**SET TASK:** Output all of the entries below precisely as written.

**DATA SUPPLIED:**
****

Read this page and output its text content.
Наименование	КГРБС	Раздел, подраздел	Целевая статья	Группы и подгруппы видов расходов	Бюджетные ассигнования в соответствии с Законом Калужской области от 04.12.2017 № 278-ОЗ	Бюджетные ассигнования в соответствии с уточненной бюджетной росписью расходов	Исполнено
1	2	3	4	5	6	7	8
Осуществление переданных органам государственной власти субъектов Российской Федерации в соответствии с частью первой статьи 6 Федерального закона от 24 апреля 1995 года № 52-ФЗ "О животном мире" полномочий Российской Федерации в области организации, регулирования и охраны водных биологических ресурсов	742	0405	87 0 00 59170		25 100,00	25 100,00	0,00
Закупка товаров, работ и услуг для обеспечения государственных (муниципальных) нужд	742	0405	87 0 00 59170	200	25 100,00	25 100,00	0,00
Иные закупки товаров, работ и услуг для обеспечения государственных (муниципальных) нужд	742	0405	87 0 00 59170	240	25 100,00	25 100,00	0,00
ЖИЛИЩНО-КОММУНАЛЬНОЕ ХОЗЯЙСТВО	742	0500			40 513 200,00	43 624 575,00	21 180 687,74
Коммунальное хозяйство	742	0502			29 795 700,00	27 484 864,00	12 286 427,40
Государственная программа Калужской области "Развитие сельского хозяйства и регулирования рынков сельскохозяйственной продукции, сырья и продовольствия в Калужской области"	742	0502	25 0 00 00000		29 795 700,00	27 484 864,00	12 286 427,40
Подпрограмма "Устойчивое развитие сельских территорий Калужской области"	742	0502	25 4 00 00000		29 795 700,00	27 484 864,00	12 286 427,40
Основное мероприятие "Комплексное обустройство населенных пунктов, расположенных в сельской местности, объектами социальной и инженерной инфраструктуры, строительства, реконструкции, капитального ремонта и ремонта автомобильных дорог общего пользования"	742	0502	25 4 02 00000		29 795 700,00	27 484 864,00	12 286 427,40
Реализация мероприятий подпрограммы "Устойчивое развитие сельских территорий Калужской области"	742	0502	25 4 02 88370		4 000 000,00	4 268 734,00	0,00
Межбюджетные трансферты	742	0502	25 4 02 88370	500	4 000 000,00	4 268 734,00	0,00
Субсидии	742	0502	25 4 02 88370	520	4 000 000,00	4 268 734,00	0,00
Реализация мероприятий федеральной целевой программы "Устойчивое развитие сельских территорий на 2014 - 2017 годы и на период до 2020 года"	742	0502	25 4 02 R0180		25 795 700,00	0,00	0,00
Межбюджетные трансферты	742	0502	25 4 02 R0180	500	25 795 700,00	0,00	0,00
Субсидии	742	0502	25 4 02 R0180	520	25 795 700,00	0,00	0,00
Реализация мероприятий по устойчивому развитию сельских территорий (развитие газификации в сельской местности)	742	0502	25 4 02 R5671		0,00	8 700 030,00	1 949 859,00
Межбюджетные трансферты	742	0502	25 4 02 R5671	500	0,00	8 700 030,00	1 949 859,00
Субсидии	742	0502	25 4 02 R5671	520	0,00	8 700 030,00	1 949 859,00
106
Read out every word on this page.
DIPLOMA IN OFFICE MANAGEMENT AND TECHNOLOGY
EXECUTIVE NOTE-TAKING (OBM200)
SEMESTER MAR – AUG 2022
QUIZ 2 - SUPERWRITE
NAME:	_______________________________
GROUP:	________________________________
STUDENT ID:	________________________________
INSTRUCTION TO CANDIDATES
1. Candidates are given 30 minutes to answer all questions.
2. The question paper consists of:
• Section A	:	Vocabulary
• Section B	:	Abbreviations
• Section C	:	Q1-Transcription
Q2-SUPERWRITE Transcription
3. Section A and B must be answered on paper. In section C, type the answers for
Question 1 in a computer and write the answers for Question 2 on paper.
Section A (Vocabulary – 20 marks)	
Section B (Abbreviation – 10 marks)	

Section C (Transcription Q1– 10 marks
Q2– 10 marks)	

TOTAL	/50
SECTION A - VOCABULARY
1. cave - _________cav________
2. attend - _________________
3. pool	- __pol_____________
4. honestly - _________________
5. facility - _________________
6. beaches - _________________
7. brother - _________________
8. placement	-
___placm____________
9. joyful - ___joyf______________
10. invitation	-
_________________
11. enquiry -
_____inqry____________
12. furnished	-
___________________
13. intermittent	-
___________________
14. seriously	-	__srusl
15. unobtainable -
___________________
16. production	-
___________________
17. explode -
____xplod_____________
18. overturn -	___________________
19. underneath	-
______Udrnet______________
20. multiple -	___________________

****

**RESULT OF THE EXERCISE:**
Read this page and output its text content.
Наименование	КГРБС	Раздел, подраздел	Целевая статья	Группы и подгруппы видов расходов	Бюджетные ассигнования в соответствии с Законом Калужской области от 04.12.2017 № 278-ОЗ	Бюджетные ассигнования в соответствии с уточненной бюджетной росписью расходов	Исполнено
1	2	3	4	5	6	7	8
Осуществление переданных органам государственной власти субъектов Российской Федерации в соответствии с частью первой статьи 6 Федерального закона от 24 апреля 1995 года № 52-ФЗ "О животном мире" полномочий Российской Федерации в области организации, регулирования и охраны водных биологических ресурсов	742	0405	87 0 00 59170		25 100,00	25 100,00	0,00
Закупка товаров, работ и услуг для обеспечения государственных (муниципальных) нужд	742	0405	87 0 00 59170	200	25 100,00	25 100,00	0,00
Иные закупки товаров, работ и услуг для обеспечения государственных (муниципальных) нужд	742	0405	87 0 00 59170	240	25 100,00	25 100,00	0,00
ЖИЛИЩНО-КОММУНАЛЬНОЕ ХОЗЯЙСТВО	742	0500			40 513 200,00	43 624 575,00	21 180 687,74
Коммунальное хозяйство	742	0502			29 795 700,00	27 484 864,00	12 286 427,40
Государственная программа Калужской области "Развитие сельского хозяйства и регулирования рынков сельскохозяйственной продукции, сырья и продовольствия в Калужской области"	742	0502	25 0 00 00000		29 795 700,00	27 484 864,00	12 286 427,40
Подпрограмма "Устойчивое развитие сельских территорий Калужской области"	742	0502	25 4 00 00000		29 795 700,00	27 484 864,00	12 286 427,40
Основное мероприятие "Комплексное обустройство населенных пунктов, расположенных в сельской местности, объектами социальной и инженерной инфраструктуры, строительства, реконструкции, капитального ремонта и ремонта автомобильных дорог общего пользования"	742	0502	25 4 02 00000		29 795 700,00	27 484 864,00	12 286 427,40
Реализация мероприятий подпрограммы "Устойчивое развитие сельских территорий Калужской области"	742	0502	25 4 02 88370		4 000 000,00	4 268 734,00	0,00
Межбюджетные трансферты	742	0502	25 4 02 88370	500	4 000 000,00	4 268 734,00	0,00
Субсидии	742	0502	25 4 02 88370	520	4 000 000,00	4 268 734,00	0,00
Реализация мероприятий федеральной целевой программы "Устойчивое развитие сельских территорий на 2014 - 2017 годы и на период до 2020 года"	742	0502	25 4 02 R0180		25 795 700,00	0,00	0,00
Межбюджетные трансферты	742	0502	25 4 02 R0180	500	25 795 700,00	0,00	0,00
Субсидии	742	0502	25 4 02 R0180	520	25 795 700,00	0,00	0,00
Реализация мероприятий по устойчивому развитию сельских территорий (развитие газификации в сельской местности)	742	0502	25 4 02 R5671		0,00	8 700 030,00	1 949 859,00
Межбюджетные трансферты	742	0502	25 4 02 R5671	500	0,00	8 700 030,00	1 949 859,00
Субсидии	742	0502	25 4 02 R5671	520	0,00	8 700 030,00	1 949 859,00
106
Read out every word on this page.
DIPLOMA IN OFFICE MANAGEMENT AND TECHNOLOGY
EXECUTIVE NOTE-TAKING (OBM200)
SEMESTER MAR – AUG 2022
QUIZ 2 - SUPERWRITE
NAME:	_______________________________
GROUP:	________________________________
STUDENT ID:	________________________________
INSTRUCTION TO CANDIDATES
1. Candidates are given 30 minutes to answer all questions.
2. The question paper consists of:
• Section A	:	Vocabulary
• Section B	:	Abbreviations
• Section C	:	Q1-Transcription
Q2-SUPERWRITE Transcription
3. Section A and B must be answered on paper. In section C, type the answers for
Question 1 in a computer and write the answers for Question 2 on paper.
Section A (Vocabulary – 20 marks)	
Section B (Abbreviation – 10 marks)	

Section C (Transcription Q1– 10 marks
Q2– 10 marks)	

TOTAL	/50
SECTION A - VOCABULARY
1. cave - _________cav________
2. attend - _________________
3. pool	- __pol_____________
4. honestly - _________________
5. facility - _________________
6. beaches - _________________
7. brother - _________________
8. placement	-
___placm____________
9. joyful - ___joyf______________
10. invitation	-
_________________
11. enquiry -
_____inqry____________
12. furnished	-
___________________
13. intermittent	-
___________________
14. seriously	-	__srusl
15. unobtainable -
___________________
16. production	-
___________________
17. explode -
____xplod_____________
18. overturn -	___________________
19. underneath	-
______Udrnet______________
20. multiple -	___________________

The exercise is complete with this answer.